*PROBLEM REQUIREMENTS*. Copy each line of the listing below exactly.

Extracts from a graphics dataset:

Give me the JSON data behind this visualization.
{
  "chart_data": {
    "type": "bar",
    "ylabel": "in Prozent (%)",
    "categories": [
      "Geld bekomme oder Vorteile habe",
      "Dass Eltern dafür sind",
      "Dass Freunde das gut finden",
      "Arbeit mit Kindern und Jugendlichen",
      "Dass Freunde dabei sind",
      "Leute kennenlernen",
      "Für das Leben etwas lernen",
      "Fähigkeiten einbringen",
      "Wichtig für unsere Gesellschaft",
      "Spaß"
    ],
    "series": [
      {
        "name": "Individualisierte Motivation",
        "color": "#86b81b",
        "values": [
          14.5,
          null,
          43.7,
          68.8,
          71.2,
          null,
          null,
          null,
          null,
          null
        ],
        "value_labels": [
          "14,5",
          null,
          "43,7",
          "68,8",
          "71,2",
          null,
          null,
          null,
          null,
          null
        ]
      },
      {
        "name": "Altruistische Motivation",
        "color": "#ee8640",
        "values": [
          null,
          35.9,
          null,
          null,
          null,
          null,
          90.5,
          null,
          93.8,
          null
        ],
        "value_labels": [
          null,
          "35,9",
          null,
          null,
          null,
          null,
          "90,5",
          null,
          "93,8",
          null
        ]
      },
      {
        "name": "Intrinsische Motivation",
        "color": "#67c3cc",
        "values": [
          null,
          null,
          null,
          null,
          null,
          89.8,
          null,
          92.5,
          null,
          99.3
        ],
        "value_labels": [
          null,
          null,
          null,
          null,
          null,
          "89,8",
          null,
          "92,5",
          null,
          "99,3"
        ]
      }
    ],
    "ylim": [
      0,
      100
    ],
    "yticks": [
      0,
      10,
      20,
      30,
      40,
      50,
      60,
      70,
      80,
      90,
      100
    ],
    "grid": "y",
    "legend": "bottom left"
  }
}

*RESPONSE*.
Give me the JSON data behind this visualization.
{
  "chart_data": {
    "type": "bar",
    "ylabel": "in Prozent (%)",
    "categories": [
      "Geld bekomme oder Vorteile habe",
      "Dass Eltern dafür sind",
      "Dass Freunde das gut finden",
      "Arbeit mit Kindern und Jugendlichen",
      "Dass Freunde dabei sind",
      "Leute kennenlernen",
      "Für das Leben etwas lernen",
      "Fähigkeiten einbringen",
      "Wichtig für unsere Gesellschaft",
      "Spaß"
    ],
    "series": [
      {
        "name": "Individualisierte Motivation",
        "color": "#86b81b",
        "values": [
          14.5,
          null,
          43.7,
          68.8,
          71.2,
          null,
          null,
          null,
          null,
          null
        ],
        "value_labels": [
          "14,5",
          null,
          "43,7",
          "68,8",
          "71,2",
          null,
          null,
          null,
          null,
          null
        ]
      },
      {
        "name": "Altruistische Motivation",
        "color": "#ee8640",
        "values": [
          null,
          35.9,
          null,
          null,
          null,
          null,
          90.5,
          null,
          93.8,
          null
        ],
        "value_labels": [
          null,
          "35,9",
          null,
          null,
          null,
          null,
          "90,5",
          null,
          "93,8",
          null
        ]
      },
      {
        "name": "Intrinsische Motivation",
        "color": "#67c3cc",
        "values": [
          null,
          null,
          null,
          null,
          null,
          89.8,
          null,
          92.5,
          null,
          99.3
        ],
        "value_labels": [
          null,
          null,
          null,
          null,
          null,
          "89,8",
          null,
          "92,5",
          null,
          "99,3"
        ]
      }
    ],
    "ylim": [
      0,
      100
    ],
    "yticks": [
      0,
      10,
      20,
      30,
      40,
      50,
      60,
      70,
      80,
      90,
      100
    ],
    "grid": "y",
    "legend": "bottom left"
  }
}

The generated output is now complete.